Problem to solve
Write out each entry, exactly the way it appears.
--- START OF Working data ---
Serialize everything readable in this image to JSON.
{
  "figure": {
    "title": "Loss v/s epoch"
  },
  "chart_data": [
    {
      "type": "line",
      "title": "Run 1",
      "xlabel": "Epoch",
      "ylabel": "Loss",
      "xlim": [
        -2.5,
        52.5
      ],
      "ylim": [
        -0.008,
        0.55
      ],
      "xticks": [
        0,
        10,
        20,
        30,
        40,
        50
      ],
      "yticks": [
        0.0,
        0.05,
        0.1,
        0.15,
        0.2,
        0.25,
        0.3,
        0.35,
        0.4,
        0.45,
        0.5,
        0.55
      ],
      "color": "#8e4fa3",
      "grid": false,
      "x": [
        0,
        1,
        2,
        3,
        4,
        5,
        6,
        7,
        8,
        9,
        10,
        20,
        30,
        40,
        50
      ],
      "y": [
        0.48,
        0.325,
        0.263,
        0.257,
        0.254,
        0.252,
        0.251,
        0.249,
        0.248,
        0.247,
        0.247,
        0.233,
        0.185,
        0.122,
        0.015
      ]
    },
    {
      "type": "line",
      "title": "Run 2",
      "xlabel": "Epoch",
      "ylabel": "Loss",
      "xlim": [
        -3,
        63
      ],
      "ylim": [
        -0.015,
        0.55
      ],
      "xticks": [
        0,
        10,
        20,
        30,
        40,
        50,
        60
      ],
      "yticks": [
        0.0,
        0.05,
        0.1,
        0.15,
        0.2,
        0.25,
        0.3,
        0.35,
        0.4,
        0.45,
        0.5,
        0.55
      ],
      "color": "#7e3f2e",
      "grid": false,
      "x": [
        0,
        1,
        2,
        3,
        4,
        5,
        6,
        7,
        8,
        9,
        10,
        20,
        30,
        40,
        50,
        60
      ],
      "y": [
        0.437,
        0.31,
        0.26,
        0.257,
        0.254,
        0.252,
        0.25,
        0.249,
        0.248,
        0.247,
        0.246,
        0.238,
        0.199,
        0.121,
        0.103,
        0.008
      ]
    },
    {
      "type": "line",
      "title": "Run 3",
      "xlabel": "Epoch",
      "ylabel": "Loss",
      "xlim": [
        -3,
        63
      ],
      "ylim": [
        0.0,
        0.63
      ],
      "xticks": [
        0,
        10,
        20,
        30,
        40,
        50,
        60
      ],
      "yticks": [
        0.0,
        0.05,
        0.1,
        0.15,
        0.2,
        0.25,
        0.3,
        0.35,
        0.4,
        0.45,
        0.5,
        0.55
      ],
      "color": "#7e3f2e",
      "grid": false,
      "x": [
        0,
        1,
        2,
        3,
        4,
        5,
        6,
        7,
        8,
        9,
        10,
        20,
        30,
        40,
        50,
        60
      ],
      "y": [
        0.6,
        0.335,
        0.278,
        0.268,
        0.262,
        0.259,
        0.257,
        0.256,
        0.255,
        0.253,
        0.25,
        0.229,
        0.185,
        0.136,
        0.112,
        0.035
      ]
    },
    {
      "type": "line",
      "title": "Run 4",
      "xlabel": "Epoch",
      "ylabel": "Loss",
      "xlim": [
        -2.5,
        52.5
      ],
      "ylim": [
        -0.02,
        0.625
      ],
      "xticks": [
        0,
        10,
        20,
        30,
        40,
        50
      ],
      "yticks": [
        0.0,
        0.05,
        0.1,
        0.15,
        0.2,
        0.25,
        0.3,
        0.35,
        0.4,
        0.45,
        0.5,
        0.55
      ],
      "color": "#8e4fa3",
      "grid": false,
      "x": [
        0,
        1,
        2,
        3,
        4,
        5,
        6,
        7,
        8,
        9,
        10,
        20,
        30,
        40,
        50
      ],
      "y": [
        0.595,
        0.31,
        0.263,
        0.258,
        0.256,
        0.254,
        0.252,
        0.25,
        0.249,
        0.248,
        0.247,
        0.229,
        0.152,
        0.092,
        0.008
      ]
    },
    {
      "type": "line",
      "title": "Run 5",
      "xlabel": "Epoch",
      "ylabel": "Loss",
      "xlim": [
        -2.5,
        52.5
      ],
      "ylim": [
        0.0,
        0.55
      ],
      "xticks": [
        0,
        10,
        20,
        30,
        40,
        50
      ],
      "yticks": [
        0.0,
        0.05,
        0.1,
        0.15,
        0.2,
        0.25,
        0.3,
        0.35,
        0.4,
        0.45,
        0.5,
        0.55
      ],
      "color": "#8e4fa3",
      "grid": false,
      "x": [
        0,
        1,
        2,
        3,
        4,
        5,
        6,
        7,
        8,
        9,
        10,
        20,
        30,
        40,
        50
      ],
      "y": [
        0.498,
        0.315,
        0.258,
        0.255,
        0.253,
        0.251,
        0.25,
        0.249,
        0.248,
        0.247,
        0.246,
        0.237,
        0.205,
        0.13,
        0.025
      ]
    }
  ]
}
--- END OF Working data ---
Output for this task
Serialize everything readable in this image to JSON.
{
  "figure": {
    "title": "Loss v/s epoch"
  },
  "chart_data": [
    {
      "type": "line",
      "title": "Run 1",
      "xlabel": "Epoch",
      "ylabel": "Loss",
      "xlim": [
        -2.5,
        52.5
      ],
      "ylim": [
        -0.008,
        0.55
      ],
      "xticks": [
        0,
        10,
        20,
        30,
        40,
        50
      ],
      "yticks": [
        0.0,
        0.05,
        0.1,
        0.15,
        0.2,
        0.25,
        0.3,
        0.35,
        0.4,
        0.45,
        0.5,
        0.55
      ],
      "color": "#8e4fa3",
      "grid": false,
      "x": [
        0,
        1,
        2,
        3,
        4,
        5,
        6,
        7,
        8,
        9,
        10,
        20,
        30,
        40,
        50
      ],
      "y": [
        0.48,
        0.325,
        0.263,
        0.257,
        0.254,
        0.252,
        0.251,
        0.249,
        0.248,
        0.247,
        0.247,
        0.233,
        0.185,
        0.122,
        0.015
      ]
    },
    {
      "type": "line",
      "title": "Run 2",
      "xlabel": "Epoch",
      "ylabel": "Loss",
      "xlim": [
        -3,
        63
      ],
      "ylim": [
        -0.015,
        0.55
      ],
      "xticks": [
        0,
        10,
        20,
        30,
        40,
        50,
        60
      ],
      "yticks": [
        0.0,
        0.05,
        0.1,
        0.15,
        0.2,
        0.25,
        0.3,
        0.35,
        0.4,
        0.45,
        0.5,
        0.55
      ],
      "color": "#7e3f2e",
      "grid": false,
      "x": [
        0,
        1,
        2,
        3,
        4,
        5,
        6,
        7,
        8,
        9,
        10,
        20,
        30,
        40,
        50,
        60
      ],
      "y": [
        0.437,
        0.31,
        0.26,
        0.257,
        0.254,
        0.252,
        0.25,
        0.249,
        0.248,
        0.247,
        0.246,
        0.238,
        0.199,
        0.121,
        0.103,
        0.008
      ]
    },
    {
      "type": "line",
      "title": "Run 3",
      "xlabel": "Epoch",
      "ylabel": "Loss",
      "xlim": [
        -3,
        63
      ],
      "ylim": [
        0.0,
        0.63
      ],
      "xticks": [
        0,
        10,
        20,
        30,
        40,
        50,
        60
      ],
      "yticks": [
        0.0,
        0.05,
        0.1,
        0.15,
        0.2,
        0.25,
        0.3,
        0.35,
        0.4,
        0.45,
        0.5,
        0.55
      ],
      "color": "#7e3f2e",
      "grid": false,
      "x": [
        0,
        1,
        2,
        3,
        4,
        5,
        6,
        7,
        8,
        9,
        10,
        20,
        30,
        40,
        50,
        60
      ],
      "y": [
        0.6,
        0.335,
        0.278,
        0.268,
        0.262,
        0.259,
        0.257,
        0.256,
        0.255,
        0.253,
        0.25,
        0.229,
        0.185,
        0.136,
        0.112,
        0.035
      ]
    },
    {
      "type": "line",
      "title": "Run 4",
      "xlabel": "Epoch",
      "ylabel": "Loss",
      "xlim": [
        -2.5,
        52.5
      ],
      "ylim": [
        -0.02,
        0.625
      ],
      "xticks": [
        0,
        10,
        20,
        30,
        40,
        50
      ],
      "yticks": [
        0.0,
        0.05,
        0.1,
        0.15,
        0.2,
        0.25,
        0.3,
        0.35,
        0.4,
        0.45,
        0.5,
        0.55
      ],
      "color": "#8e4fa3",
      "grid": false,
      "x": [
        0,
        1,
        2,
        3,
        4,
        5,
        6,
        7,
        8,
        9,
        10,
        20,
        30,
        40,
        50
      ],
      "y": [
        0.595,
        0.31,
        0.263,
        0.258,
        0.256,
        0.254,
        0.252,
        0.25,
        0.249,
        0.248,
        0.247,
        0.229,
        0.152,
        0.092,
        0.008
      ]
    },
    {
      "type": "line",
      "title": "Run 5",
      "xlabel": "Epoch",
      "ylabel": "Loss",
      "xlim": [
        -2.5,
        52.5
      ],
      "ylim": [
        0.0,
        0.55
      ],
      "xticks": [
        0,
        10,
        20,
        30,
        40,
        50
      ],
      "yticks": [
        0.0,
        0.05,
        0.1,
        0.15,
        0.2,
        0.25,
        0.3,
        0.35,
        0.4,
        0.45,
        0.5,
        0.55
      ],
      "color": "#8e4fa3",
      "grid": false,
      "x": [
        0,
        1,
        2,
        3,
        4,
        5,
        6,
        7,
        8,
        9,
        10,
        20,
        30,
        40,
        50
      ],
      "y": [
        0.498,
        0.315,
        0.258,
        0.255,
        0.253,
        0.251,
        0.25,
        0.249,
        0.248,
        0.247,
        0.246,
        0.237,
        0.205,
        0.13,
        0.025
      ]
    }
  ]
}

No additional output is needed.